What is the number of lines in the data holding the word "Announcement"? Give that number by itself.
● ● ●
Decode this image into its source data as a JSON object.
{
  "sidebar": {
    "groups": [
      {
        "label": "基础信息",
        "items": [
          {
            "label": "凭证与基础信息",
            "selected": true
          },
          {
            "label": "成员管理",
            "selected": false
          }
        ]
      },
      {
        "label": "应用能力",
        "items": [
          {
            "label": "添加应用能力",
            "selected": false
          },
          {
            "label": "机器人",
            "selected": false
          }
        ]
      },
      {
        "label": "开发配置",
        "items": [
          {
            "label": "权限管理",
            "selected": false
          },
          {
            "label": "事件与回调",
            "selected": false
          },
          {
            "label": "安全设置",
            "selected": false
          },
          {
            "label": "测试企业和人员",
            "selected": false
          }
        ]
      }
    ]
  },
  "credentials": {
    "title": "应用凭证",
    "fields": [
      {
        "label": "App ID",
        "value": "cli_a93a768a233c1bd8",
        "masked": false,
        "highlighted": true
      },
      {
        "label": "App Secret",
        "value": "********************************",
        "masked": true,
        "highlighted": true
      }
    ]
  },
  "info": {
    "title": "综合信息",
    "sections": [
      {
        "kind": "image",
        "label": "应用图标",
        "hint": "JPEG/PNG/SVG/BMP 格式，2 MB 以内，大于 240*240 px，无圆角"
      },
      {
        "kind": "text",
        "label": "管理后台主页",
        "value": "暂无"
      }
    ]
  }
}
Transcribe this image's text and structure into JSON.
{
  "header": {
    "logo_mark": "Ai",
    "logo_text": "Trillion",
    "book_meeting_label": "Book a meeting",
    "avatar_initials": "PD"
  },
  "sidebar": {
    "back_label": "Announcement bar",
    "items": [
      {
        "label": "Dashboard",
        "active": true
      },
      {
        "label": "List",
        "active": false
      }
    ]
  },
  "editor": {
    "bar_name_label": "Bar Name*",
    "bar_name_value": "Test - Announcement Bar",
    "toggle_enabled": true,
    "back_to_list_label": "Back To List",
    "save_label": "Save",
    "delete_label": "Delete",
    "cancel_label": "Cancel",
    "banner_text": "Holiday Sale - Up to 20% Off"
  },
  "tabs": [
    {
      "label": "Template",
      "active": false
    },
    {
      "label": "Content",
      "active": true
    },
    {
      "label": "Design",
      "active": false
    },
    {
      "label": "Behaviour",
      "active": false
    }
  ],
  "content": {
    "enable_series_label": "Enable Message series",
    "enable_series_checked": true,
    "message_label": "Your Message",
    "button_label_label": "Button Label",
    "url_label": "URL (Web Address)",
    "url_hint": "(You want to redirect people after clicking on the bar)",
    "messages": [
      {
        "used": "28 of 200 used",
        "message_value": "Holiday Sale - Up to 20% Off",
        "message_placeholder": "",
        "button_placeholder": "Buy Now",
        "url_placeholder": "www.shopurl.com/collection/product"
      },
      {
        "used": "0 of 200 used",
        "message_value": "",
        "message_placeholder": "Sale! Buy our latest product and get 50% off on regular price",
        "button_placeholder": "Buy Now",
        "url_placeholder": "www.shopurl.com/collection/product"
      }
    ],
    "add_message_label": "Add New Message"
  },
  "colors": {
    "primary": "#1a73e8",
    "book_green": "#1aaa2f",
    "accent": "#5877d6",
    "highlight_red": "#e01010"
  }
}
● ● ●
| RESULT OF THIS EXERCISE |
2